Stored data =
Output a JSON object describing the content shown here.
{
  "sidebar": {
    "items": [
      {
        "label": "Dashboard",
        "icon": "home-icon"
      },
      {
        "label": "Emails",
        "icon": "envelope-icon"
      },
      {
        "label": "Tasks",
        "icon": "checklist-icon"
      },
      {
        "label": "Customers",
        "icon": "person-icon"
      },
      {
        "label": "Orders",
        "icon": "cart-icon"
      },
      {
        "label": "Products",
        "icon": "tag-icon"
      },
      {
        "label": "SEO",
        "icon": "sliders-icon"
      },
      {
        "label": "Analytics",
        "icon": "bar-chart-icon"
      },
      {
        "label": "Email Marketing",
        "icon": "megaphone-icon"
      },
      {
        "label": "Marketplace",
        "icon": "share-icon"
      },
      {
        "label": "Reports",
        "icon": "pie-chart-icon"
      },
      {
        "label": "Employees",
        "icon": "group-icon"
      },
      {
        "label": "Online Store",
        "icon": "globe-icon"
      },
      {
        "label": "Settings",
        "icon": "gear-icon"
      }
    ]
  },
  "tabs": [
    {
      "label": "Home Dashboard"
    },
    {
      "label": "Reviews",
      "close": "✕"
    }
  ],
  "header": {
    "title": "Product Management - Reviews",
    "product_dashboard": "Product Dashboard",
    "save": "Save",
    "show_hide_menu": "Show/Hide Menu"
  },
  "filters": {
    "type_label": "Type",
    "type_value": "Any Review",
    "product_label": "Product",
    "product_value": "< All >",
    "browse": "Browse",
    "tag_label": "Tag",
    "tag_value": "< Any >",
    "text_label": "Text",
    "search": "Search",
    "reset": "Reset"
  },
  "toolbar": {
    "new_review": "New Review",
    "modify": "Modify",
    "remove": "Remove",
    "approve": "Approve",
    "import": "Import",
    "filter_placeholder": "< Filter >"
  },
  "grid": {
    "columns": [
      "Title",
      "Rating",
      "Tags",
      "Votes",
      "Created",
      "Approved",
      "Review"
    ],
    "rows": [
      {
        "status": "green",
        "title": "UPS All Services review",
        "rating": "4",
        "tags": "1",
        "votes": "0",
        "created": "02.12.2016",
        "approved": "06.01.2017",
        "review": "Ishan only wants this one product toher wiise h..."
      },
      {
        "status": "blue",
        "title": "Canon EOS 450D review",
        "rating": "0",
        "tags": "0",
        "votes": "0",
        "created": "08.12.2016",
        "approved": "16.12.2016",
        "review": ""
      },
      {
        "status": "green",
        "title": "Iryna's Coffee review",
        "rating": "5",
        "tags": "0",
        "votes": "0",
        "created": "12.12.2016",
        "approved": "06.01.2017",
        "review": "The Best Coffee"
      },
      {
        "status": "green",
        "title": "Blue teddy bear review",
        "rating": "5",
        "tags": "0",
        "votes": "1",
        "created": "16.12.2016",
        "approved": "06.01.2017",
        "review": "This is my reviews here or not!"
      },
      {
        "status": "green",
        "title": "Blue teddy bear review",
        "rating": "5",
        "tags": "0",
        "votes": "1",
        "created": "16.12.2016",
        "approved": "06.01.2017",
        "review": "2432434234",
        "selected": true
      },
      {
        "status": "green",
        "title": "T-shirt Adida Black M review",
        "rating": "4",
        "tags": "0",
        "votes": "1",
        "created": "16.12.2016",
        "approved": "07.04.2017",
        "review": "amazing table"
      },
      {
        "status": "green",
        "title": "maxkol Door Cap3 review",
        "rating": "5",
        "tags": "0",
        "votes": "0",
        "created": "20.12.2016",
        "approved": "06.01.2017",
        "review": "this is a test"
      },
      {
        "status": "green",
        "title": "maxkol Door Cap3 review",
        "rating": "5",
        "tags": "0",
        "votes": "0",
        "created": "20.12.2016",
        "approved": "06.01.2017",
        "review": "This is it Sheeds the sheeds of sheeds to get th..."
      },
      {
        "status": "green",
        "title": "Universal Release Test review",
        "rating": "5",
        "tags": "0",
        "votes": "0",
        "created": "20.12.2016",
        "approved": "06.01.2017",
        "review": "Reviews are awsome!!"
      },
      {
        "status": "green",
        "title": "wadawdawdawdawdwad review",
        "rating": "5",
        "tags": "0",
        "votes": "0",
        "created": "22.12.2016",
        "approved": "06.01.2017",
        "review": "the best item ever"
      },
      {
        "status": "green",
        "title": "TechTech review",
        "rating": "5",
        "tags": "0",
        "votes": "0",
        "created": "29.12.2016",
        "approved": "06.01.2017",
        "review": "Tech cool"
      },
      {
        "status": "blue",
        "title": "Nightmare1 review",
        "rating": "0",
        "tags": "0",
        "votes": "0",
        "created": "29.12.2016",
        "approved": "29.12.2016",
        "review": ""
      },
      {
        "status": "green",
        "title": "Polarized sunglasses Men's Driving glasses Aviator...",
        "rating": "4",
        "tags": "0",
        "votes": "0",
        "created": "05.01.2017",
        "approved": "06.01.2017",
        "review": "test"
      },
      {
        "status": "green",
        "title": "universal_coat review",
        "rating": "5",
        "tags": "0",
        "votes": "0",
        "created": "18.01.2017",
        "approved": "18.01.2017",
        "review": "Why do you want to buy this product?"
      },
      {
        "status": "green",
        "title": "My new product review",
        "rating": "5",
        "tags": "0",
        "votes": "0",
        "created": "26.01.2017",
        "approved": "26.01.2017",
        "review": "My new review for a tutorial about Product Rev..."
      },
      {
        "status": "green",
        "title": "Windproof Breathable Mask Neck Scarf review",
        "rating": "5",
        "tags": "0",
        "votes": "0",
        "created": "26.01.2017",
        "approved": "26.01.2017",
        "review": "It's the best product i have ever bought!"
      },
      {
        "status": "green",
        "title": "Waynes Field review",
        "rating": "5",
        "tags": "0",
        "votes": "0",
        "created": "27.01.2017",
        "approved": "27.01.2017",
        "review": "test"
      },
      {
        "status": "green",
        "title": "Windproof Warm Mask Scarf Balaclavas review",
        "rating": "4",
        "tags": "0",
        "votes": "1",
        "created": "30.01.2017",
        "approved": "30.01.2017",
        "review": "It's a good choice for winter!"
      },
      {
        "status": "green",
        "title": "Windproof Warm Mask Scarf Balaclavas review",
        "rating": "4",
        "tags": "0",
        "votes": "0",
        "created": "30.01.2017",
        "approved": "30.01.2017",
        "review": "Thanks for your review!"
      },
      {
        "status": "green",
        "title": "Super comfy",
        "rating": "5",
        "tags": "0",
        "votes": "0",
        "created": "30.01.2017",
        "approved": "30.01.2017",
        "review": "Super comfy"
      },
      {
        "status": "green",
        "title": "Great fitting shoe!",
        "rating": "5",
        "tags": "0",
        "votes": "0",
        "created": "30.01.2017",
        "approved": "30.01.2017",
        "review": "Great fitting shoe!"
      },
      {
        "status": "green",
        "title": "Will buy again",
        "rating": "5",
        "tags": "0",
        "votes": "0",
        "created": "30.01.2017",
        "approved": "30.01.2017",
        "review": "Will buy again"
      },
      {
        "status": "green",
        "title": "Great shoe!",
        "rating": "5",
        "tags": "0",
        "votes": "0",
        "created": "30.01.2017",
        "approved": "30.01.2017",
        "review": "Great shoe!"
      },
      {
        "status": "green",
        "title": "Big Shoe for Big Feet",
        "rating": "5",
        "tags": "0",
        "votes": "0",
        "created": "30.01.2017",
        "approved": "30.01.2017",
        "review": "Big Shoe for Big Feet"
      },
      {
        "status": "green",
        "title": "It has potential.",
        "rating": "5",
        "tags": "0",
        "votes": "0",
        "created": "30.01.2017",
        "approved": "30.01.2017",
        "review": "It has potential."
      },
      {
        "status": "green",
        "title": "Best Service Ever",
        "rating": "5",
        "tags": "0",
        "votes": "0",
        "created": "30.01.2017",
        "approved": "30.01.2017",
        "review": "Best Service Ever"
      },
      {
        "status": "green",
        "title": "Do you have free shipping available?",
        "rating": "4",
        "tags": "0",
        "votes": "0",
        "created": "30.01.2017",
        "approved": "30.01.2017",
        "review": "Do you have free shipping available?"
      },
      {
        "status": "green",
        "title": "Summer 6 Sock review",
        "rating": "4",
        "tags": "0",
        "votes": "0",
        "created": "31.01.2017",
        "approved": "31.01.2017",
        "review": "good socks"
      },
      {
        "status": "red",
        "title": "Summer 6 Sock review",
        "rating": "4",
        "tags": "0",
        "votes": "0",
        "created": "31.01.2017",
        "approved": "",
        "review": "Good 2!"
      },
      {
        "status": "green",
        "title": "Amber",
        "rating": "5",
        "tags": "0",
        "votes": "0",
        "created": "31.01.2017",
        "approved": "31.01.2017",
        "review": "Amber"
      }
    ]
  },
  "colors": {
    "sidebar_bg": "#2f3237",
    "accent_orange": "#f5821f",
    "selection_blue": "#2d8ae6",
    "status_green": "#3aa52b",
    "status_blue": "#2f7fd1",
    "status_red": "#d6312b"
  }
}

Challenge = Check each line of the data above for the string "shipping", then report how many lines have it, with no other words.

Result of the exercise = 2